*読解文*
◆ ◆ ◆ ◆ ◆ ◆ ◆
1960年、南米コロンビアで一人寂しく暮らすマレクは、ホロコーストを生き延びたユダヤ人です。ある日、隣の空き家にヘルマンと名乗るドイツ人が越してくるのですが、ふとしたことから、彼がヒトラーであると気付きます。役所に訴えるのですが、ヒトラーなどとっくに死んだはず、と全く相手にされません。マレクは写真機と、ヒトラーについて書かれた本を買い込み、決定的な証拠をつかむために隣家を見張り始めます。
◆ ◆ ◆ ◆ ◆ ◆ ◆
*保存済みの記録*
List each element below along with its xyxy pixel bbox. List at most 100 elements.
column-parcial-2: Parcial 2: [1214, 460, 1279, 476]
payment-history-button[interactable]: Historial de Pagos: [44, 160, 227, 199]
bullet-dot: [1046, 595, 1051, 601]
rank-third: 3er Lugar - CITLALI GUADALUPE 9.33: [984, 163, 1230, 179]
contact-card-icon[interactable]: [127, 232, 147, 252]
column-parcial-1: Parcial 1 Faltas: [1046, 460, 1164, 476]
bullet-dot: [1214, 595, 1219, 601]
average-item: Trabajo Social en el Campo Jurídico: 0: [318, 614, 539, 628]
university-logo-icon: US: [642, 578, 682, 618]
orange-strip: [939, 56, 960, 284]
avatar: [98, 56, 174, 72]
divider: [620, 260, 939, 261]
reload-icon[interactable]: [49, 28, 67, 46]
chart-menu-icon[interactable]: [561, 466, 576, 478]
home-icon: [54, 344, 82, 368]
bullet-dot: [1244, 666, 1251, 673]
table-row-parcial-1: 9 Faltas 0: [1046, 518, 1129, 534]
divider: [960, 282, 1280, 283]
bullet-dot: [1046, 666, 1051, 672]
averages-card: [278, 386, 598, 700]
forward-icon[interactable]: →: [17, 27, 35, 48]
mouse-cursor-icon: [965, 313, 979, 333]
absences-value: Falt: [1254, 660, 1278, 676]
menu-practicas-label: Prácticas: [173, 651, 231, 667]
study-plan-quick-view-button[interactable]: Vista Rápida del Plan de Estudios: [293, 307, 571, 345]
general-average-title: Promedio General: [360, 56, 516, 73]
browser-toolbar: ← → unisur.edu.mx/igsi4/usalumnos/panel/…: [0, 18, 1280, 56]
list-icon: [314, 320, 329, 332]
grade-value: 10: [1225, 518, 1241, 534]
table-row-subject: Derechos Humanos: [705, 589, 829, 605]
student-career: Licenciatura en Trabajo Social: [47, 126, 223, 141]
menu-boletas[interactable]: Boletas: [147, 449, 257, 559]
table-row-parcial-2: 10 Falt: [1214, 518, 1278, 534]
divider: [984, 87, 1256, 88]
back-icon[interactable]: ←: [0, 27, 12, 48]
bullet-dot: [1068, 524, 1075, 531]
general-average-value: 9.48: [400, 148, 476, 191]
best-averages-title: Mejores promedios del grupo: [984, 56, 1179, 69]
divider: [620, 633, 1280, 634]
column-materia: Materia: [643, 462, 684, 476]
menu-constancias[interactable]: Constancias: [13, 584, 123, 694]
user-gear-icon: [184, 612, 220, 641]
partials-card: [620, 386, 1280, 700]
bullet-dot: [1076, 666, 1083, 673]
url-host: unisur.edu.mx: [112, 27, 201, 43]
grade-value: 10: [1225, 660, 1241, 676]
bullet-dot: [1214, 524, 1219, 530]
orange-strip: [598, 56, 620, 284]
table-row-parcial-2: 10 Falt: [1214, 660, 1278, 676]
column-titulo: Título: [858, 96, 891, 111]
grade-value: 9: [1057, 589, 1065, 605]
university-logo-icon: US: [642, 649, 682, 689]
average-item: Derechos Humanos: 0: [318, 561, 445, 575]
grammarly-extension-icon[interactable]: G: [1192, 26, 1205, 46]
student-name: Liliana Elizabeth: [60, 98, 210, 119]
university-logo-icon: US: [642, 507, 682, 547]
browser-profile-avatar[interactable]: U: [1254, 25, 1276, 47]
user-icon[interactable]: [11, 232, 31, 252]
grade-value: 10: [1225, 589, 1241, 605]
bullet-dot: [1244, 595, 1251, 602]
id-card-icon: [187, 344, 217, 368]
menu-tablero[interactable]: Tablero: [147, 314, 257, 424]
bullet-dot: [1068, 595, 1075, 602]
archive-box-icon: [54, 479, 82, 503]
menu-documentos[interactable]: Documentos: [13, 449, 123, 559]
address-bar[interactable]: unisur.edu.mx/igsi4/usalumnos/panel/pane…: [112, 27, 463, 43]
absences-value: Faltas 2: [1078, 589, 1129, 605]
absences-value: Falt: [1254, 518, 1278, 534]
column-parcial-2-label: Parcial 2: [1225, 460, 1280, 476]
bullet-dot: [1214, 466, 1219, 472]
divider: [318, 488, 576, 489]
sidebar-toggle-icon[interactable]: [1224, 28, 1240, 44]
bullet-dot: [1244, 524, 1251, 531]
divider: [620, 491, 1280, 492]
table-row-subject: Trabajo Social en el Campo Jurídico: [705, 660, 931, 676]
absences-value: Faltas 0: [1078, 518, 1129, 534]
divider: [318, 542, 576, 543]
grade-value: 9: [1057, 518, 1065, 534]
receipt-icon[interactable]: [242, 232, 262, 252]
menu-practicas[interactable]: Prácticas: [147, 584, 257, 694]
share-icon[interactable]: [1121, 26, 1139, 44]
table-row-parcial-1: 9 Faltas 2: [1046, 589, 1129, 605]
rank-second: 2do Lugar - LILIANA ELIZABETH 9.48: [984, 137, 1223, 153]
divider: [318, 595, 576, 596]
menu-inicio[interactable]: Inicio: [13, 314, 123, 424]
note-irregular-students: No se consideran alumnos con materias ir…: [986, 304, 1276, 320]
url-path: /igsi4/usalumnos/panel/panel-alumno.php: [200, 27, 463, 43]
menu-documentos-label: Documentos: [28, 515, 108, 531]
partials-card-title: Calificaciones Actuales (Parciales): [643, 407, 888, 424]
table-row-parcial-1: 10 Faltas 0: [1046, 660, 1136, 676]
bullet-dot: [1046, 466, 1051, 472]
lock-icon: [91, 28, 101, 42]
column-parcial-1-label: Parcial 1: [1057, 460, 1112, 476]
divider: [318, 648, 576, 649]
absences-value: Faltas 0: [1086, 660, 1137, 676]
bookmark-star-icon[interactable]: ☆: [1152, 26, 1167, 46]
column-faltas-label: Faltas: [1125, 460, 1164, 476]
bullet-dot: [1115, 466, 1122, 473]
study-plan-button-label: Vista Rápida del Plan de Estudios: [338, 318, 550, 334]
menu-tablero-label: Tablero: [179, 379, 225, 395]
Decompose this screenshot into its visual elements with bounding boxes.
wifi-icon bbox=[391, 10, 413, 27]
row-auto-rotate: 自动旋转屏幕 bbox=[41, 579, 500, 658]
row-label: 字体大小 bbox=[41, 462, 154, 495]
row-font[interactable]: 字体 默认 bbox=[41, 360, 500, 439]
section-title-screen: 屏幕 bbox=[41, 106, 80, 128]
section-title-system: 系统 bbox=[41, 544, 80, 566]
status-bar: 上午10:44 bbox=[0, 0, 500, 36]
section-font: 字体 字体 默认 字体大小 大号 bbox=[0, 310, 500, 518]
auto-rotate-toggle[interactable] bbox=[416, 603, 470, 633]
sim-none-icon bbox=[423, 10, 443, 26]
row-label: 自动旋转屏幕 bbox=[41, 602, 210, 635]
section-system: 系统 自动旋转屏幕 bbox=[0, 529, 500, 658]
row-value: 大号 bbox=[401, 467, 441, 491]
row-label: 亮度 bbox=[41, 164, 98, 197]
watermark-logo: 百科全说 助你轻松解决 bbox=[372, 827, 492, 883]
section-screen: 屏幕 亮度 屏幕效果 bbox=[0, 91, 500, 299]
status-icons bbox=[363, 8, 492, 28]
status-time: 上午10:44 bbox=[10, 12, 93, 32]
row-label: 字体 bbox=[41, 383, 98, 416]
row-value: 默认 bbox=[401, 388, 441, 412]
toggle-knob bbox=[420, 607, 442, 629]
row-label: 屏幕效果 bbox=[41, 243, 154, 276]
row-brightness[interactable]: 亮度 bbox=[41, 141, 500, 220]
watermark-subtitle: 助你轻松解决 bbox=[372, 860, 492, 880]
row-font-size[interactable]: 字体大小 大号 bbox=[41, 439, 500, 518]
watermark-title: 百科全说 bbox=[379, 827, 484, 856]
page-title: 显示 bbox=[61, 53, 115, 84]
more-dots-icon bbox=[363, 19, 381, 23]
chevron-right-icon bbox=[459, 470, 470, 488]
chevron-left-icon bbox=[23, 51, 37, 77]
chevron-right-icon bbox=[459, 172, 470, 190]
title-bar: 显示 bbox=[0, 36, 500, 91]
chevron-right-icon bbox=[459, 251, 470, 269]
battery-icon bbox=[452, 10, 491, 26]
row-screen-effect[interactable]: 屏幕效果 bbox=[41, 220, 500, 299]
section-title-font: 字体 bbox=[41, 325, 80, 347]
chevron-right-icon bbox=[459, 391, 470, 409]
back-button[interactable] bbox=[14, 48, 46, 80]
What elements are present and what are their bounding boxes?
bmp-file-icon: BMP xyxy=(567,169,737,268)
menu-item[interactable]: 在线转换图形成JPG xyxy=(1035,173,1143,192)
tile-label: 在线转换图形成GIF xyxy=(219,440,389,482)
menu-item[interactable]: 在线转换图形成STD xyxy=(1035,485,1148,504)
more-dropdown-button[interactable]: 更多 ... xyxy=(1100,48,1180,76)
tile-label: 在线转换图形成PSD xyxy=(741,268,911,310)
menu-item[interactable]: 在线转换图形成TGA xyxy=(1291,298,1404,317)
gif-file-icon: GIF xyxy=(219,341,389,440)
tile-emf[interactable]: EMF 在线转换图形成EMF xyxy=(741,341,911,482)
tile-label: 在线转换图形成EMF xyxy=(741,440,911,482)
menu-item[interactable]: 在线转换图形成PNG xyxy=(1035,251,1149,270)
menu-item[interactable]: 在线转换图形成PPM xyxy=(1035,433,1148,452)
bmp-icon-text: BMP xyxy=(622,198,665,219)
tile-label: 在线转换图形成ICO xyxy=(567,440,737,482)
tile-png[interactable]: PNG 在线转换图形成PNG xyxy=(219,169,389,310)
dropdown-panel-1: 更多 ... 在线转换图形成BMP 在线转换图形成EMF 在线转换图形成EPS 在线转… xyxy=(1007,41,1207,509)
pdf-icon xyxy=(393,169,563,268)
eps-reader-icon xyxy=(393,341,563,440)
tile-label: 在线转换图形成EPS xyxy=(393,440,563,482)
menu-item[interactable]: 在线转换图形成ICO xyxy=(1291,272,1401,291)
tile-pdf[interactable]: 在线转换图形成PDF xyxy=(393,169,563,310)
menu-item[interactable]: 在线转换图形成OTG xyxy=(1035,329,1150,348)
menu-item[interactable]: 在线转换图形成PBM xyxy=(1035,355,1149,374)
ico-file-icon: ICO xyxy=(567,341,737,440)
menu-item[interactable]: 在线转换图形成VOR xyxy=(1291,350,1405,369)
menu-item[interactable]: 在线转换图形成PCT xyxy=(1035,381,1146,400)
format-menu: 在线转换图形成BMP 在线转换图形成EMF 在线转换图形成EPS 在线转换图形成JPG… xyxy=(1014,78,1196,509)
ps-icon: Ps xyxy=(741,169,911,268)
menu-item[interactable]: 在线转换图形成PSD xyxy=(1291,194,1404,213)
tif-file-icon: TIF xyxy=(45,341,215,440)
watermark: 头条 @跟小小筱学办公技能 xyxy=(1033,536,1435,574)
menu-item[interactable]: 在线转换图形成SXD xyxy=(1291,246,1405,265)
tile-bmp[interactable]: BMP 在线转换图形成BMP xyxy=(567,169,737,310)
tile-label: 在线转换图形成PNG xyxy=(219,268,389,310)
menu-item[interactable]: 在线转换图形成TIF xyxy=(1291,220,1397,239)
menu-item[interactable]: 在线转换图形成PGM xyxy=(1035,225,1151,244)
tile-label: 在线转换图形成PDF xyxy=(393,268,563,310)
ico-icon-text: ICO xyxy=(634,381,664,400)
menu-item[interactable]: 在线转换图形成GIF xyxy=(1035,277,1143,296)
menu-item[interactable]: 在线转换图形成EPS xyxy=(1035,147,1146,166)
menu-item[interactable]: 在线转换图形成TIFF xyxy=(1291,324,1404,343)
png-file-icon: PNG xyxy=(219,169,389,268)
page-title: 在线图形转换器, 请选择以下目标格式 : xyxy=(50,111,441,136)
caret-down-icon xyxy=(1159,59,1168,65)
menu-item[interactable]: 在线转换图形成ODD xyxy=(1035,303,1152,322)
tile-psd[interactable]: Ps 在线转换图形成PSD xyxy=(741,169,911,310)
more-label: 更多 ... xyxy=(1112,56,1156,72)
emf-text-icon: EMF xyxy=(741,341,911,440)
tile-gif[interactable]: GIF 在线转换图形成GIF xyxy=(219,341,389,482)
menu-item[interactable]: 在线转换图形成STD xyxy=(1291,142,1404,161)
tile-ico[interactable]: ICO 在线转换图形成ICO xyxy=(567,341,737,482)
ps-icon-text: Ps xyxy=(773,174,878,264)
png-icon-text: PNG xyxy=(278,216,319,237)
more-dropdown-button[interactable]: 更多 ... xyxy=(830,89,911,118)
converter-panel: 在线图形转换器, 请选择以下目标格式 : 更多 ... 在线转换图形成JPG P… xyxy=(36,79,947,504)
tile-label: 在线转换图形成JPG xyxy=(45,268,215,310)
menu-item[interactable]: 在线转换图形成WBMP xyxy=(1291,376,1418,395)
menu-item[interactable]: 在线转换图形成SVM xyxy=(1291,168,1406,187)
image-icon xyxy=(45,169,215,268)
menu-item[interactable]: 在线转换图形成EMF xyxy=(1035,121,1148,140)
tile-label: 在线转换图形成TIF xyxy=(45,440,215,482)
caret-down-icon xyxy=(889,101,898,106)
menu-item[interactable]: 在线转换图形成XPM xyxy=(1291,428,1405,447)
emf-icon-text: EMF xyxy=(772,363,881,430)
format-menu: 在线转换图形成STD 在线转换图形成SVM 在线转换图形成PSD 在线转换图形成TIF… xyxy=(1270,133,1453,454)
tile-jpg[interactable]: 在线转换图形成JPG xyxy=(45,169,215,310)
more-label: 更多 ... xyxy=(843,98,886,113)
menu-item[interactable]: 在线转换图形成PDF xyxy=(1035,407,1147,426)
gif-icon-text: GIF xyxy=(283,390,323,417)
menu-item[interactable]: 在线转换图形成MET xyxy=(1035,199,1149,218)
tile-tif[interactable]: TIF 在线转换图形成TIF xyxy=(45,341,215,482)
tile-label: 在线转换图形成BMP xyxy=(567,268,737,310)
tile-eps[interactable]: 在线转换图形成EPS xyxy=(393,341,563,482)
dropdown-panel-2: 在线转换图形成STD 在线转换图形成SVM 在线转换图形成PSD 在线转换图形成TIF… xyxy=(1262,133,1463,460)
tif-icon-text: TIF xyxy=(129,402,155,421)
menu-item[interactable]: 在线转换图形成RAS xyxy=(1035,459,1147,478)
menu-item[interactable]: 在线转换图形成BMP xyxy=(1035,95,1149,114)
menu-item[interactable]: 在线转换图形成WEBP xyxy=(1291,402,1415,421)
◆ ◆ ◆ ◆ ◆ ◆ ◆
*練習課題*
• a. 一覧の先頭から「averages-card: [278, 386, 598, 700]」を含む行までを、空行を除いてMarkdownの表に整形せよ。列は「番号」と「内容」の二つとし、「番号」には行番号を入れること。
• b. マレクと隣人ヘルマンの話を、最後の文に続けて書き進めよ。

*各課題の解答*
• a.
| 番号 | 内容 |
|---|---|
| 1 | List each element below along with its xyxy pixel bbox. List at most 100 elements. |
| 2 | column-parcial-2: Parcial 2: [1214, 460, 1279, 476] |
| 3 | payment-history-button[interactable]: Historial de Pagos: [44, 160, 227, 199] |
| 4 | bullet-dot: [1046, 595, 1051, 601] |
| 5 | rank-third: 3er Lugar - CITLALI GUADALUPE 9.33: [984, 163, 1230, 179] |
| 6 | contact-card-icon[interactable]: [127, 232, 147, 252] |
| 7 | column-parcial-1: Parcial 1 Faltas: [1046, 460, 1164, 476] |
| 8 | bullet-dot: [1214, 595, 1219, 601] |
| 9 | average-item: Trabajo Social en el Campo Jurídico: 0: [318, 614, 539, 628] |
| 10 | university-logo-icon: US: [642, 578, 682, 618] |
| 11 | orange-strip: [939, 56, 960, 284] |
| 12 | avatar: [98, 56, 174, 72] |
| 13 | divider: [620, 260, 939, 261] |
| 14 | reload-icon[interactable]: [49, 28, 67, 46] |
| 15 | chart-menu-icon[interactable]: [561, 466, 576, 478] |
| 16 | home-icon: [54, 344, 82, 368] |
| 17 | bullet-dot: [1244, 666, 1251, 673] |
| 18 | table-row-parcial-1: 9 Faltas 0: [1046, 518, 1129, 534] |
| 19 | divider: [960, 282, 1280, 283] |
| 20 | bullet-dot: [1046, 666, 1051, 672] |
| 21 | averages-card: [278, 386, 598, 700] |

• b.
マレクにとっては、家族の仇であるヒトラー。はじめのうちヘルマンは、部下に守られ、凶暴そうな犬も連れており、いかにも恐ろしい人物に見えます。しかし、調査を始めたマレクは、写真を撮るだけでなく、筆跡を確認しようとしたり、隣家に侵入して調べたりと、恐れ知らずの行動に出て視聴者を冷や冷やさせます。果たして隣人はヒトラーなのか? スパイ映画のような謎を扱っているのに、ビジュアルは偏屈な爺さん二人が不器用につきあっているだけ、というギャップが笑えます。しかも、ただの悪ふざけで終わらず、それぞれの戦後に向き合うきちんとしたお話になっている。結末の余韻はなかなかのものでした。ヘルマンとカルテンブルナー夫人が親しくなり、今後の人生が少しでも良きものになればいいですね。
映画ではいささか使われ過ぎのヒトラーですが、まだ新しい切り口があるのだな、と感心しました。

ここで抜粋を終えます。